- [Your objective]: Please write out the material that follows, exactly as it stands.
☆ ☆ ☆ ☆
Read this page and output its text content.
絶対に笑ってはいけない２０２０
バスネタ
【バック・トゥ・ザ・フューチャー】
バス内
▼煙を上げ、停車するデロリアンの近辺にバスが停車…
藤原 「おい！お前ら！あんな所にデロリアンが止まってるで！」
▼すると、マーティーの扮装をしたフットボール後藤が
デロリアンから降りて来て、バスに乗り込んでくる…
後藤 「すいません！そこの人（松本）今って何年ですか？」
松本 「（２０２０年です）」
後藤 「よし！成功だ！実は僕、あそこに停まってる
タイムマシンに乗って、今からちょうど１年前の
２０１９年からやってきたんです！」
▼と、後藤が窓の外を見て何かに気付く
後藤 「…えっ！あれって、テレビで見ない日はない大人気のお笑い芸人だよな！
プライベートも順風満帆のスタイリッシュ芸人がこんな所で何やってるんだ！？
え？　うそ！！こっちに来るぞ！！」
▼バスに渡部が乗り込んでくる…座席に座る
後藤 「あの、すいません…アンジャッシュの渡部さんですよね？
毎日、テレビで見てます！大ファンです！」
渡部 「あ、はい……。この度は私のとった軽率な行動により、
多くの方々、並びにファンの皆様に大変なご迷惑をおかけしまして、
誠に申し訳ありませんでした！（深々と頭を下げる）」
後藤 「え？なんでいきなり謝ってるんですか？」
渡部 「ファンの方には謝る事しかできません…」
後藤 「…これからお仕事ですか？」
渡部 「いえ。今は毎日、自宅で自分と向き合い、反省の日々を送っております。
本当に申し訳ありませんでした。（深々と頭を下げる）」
☆ ☆ ☆ ☆
- [The completed task]:
Read this page and output its text content.
絶対に笑ってはいけない２０２０
バスネタ
【バック・トゥ・ザ・フューチャー】
バス内
▼煙を上げ、停車するデロリアンの近辺にバスが停車…
藤原 「おい！お前ら！あんな所にデロリアンが止まってるで！」
▼すると、マーティーの扮装をしたフットボール後藤が
デロリアンから降りて来て、バスに乗り込んでくる…
後藤 「すいません！そこの人（松本）今って何年ですか？」
松本 「（２０２０年です）」
後藤 「よし！成功だ！実は僕、あそこに停まってる
タイムマシンに乗って、今からちょうど１年前の
２０１９年からやってきたんです！」
▼と、後藤が窓の外を見て何かに気付く
後藤 「…えっ！あれって、テレビで見ない日はない大人気のお笑い芸人だよな！
プライベートも順風満帆のスタイリッシュ芸人がこんな所で何やってるんだ！？
え？　うそ！！こっちに来るぞ！！」
▼バスに渡部が乗り込んでくる…座席に座る
後藤 「あの、すいません…アンジャッシュの渡部さんですよね？
毎日、テレビで見てます！大ファンです！」
渡部 「あ、はい……。この度は私のとった軽率な行動により、
多くの方々、並びにファンの皆様に大変なご迷惑をおかけしまして、
誠に申し訳ありませんでした！（深々と頭を下げる）」
後藤 「え？なんでいきなり謝ってるんですか？」
渡部 「ファンの方には謝る事しかできません…」
後藤 「…これからお仕事ですか？」
渡部 「いえ。今は毎日、自宅で自分と向き合い、反省の日々を送っております。
本当に申し訳ありませんでした。（深々と頭を下げる）」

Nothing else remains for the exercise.